EXTRAIT À LIRE ▸
┌──

Difficile de définir précisément ce qu’est le Sovereign Advisory, expression qui résume souvent le conseil financier aux gouvernements, mais une chose est certaine : le secteur est aujourd’hui en pleine mutation. Le Sovereign Advisory connaît en effet de nouveaux acteurs ainsi qu’un véritable jeu de chaises musicales à la tête des grandes institutions investies dans ce secteur. En 2015, Rothschild & Co se lançait dans l’aventure, autrefois chasse quasiment gardée de Lazard. Désormais, de plus petites boutiques se développent dans ce secteur, tentant de nouvelles approches, à l’image de Global Sovereign Advisory. Le renouvellement est également complet à la tête des institutions plus traditionnelles. Ces bouleversements sont une belle occasion d’explorer ce secteur souvent méconnu, mais aussi d’en décrypter les enjeux.

└──

À FAIRE ▸
**a)** Recopiez fidèlement le passage de l'extrait sur le Sovereign Advisory qui débute par les mots « Difficile de définir » et s'achève sur « décrypter les enjeux. ».
**b)** Relevez tous les établissements de conseil désignés par leur nom dans l'extrait sur le Sovereign Advisory.
Le listing qui suit n'a aucun lien avec l'extrait sur le Sovereign Advisory.

Extrait du jeu de données ▸
┌──

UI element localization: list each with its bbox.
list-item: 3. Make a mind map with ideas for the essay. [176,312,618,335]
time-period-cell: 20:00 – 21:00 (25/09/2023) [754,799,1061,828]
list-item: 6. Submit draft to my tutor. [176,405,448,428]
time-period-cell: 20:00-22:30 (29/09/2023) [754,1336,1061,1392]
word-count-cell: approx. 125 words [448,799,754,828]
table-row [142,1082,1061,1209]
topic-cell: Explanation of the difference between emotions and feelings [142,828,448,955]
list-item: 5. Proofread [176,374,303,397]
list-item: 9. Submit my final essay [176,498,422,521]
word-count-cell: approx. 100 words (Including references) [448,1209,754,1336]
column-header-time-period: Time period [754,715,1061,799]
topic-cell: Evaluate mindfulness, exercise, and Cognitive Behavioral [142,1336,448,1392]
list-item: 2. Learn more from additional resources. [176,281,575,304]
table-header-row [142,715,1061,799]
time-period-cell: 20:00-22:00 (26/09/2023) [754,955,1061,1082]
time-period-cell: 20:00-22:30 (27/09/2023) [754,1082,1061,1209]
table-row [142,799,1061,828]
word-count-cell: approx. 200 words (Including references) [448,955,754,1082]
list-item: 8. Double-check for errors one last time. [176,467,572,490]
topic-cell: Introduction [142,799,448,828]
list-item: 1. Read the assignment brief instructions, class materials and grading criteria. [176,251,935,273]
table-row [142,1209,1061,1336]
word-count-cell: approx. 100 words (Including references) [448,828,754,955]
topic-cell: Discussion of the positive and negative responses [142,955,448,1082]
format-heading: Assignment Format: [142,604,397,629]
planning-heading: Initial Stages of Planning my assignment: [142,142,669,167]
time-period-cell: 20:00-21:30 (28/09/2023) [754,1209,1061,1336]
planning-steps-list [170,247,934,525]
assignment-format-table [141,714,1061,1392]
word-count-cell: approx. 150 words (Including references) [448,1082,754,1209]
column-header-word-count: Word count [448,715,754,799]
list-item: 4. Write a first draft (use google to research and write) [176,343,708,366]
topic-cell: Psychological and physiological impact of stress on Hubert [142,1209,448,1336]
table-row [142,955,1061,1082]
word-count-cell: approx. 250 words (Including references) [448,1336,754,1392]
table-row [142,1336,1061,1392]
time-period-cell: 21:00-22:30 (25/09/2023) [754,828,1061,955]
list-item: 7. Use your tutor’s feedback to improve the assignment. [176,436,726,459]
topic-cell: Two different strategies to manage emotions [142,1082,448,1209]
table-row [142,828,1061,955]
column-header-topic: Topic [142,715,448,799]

└──

CORRIGÉS ▸
**a)**
Difficile de définir précisément ce qu’est le Sovereign Advisory, expression qui résume souvent le conseil financier aux gouvernements, mais une chose est certaine : le secteur est aujourd’hui en pleine mutation. Le Sovereign Advisory connaît en effet de nouveaux acteurs ainsi qu’un véritable jeu de chaises musicales à la tête des grandes institutions investies dans ce secteur. En 2015, Rothschild & Co se lançait dans l’aventure, autrefois chasse quasiment gardée de Lazard. Désormais, de plus petites boutiques se développent dans ce secteur, tentant de nouvelles approches, à l’image de Global Sovereign Advisory. Le renouvellement est également complet à la tête des institutions plus traditionnelles. Ces bouleversements sont une belle occasion d’explorer ce secteur souvent méconnu, mais aussi d’en décrypter les enjeux.

**b)** Rothschild & Co, Lazard, Global Sovereign Advisory